- [SUPPLIED RECORDS]:
════════════════════

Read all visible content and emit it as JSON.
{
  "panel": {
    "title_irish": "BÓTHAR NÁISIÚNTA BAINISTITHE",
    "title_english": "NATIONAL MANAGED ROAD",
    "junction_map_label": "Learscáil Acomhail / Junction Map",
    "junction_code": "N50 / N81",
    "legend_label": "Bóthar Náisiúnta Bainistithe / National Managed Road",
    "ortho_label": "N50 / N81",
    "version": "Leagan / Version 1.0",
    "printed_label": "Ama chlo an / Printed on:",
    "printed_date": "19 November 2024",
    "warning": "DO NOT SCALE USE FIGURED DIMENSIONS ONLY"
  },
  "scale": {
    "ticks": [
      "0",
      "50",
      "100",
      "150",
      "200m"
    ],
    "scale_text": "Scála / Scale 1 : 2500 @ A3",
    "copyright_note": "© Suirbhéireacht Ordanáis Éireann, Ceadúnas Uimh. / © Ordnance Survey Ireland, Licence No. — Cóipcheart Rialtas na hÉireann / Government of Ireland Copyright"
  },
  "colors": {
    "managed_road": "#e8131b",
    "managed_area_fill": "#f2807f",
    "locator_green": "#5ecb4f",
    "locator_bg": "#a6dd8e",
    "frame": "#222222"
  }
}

════════════════════

Print every line of the records exactly. Omit nothing.

- [ANSWER TO THE TASK]:
Read all visible content and emit it as JSON.
{
  "panel": {
    "title_irish": "BÓTHAR NÁISIÚNTA BAINISTITHE",
    "title_english": "NATIONAL MANAGED ROAD",
    "junction_map_label": "Learscáil Acomhail / Junction Map",
    "junction_code": "N50 / N81",
    "legend_label": "Bóthar Náisiúnta Bainistithe / National Managed Road",
    "ortho_label": "N50 / N81",
    "version": "Leagan / Version 1.0",
    "printed_label": "Ama chlo an / Printed on:",
    "printed_date": "19 November 2024",
    "warning": "DO NOT SCALE USE FIGURED DIMENSIONS ONLY"
  },
  "scale": {
    "ticks": [
      "0",
      "50",
      "100",
      "150",
      "200m"
    ],
    "scale_text": "Scála / Scale 1 : 2500 @ A3",
    "copyright_note": "© Suirbhéireacht Ordanáis Éireann, Ceadúnas Uimh. / © Ordnance Survey Ireland, Licence No. — Cóipcheart Rialtas na hÉireann / Government of Ireland Copyright"
  },
  "colors": {
    "managed_road": "#e8131b",
    "managed_area_fill": "#f2807f",
    "locator_green": "#5ecb4f",
    "locator_bg": "#a6dd8e",
    "frame": "#222222"
  }
}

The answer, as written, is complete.